Records to use start

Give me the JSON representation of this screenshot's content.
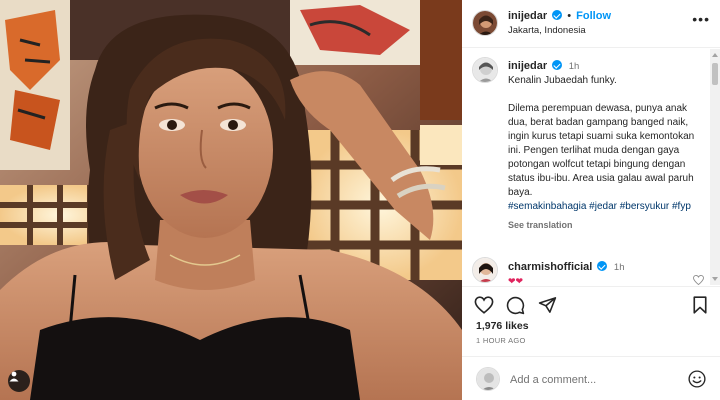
{
  "post": {
    "username": "inijedar",
    "follow_label": "Follow",
    "location": "Jakarta, Indonesia",
    "more_label": "•••"
  },
  "caption": {
    "username": "inijedar",
    "time": "1h",
    "line1": "Kenalin Jubaedah funky.",
    "body": "Dilema perempuan dewasa, punya anak dua, berat badan gampang banged naik, ingin kurus tetapi suami suka kemontokan ini. Pengen terlihat muda dengan gaya potongan wolfcut tetapi bingung dengan status ibu-ibu. Area usia galau awal paruh baya.",
    "hashtags": "#semakinbahagia #jedar #bersyukur #fyp",
    "see_translation": "See translation"
  },
  "comment": {
    "username": "charmishofficial",
    "time": "1h",
    "text": "❤❤"
  },
  "stats": {
    "likes": "1,976 likes",
    "time_ago": "1 HOUR AGO"
  },
  "composer": {
    "placeholder": "Add a comment..."
  },
  "colors": {
    "accent": "#0095f6",
    "hashtag": "#00376b",
    "muted": "#737373"
  },
  "icons": [
    "tag-user-icon",
    "heart-icon",
    "comment-icon",
    "share-icon",
    "bookmark-icon",
    "emoji-icon",
    "verified-badge-icon"
  ]
}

Records to use end

■ **What the task asks**
Every record must be copied exactly, with images dropped from the result.

■ **Finished task**
Give me the JSON representation of this screenshot's content.
{
  "post": {
    "username": "inijedar",
    "follow_label": "Follow",
    "location": "Jakarta, Indonesia",
    "more_label": "•••"
  },
  "caption": {
    "username": "inijedar",
    "time": "1h",
    "line1": "Kenalin Jubaedah funky.",
    "body": "Dilema perempuan dewasa, punya anak dua, berat badan gampang banged naik, ingin kurus tetapi suami suka kemontokan ini. Pengen terlihat muda dengan gaya potongan wolfcut tetapi bingung dengan status ibu-ibu. Area usia galau awal paruh baya.",
    "hashtags": "#semakinbahagia #jedar #bersyukur #fyp",
    "see_translation": "See translation"
  },
  "comment": {
    "username": "charmishofficial",
    "time": "1h",
    "text": "❤❤"
  },
  "stats": {
    "likes": "1,976 likes",
    "time_ago": "1 HOUR AGO"
  },
  "composer": {
    "placeholder": "Add a comment..."
  },
  "colors": {
    "accent": "#0095f6",
    "hashtag": "#00376b",
    "muted": "#737373"
  },
  "icons": [
    "tag-user-icon",
    "heart-icon",
    "comment-icon",
    "share-icon",
    "bookmark-icon",
    "emoji-icon",
    "verified-badge-icon"
  ]
}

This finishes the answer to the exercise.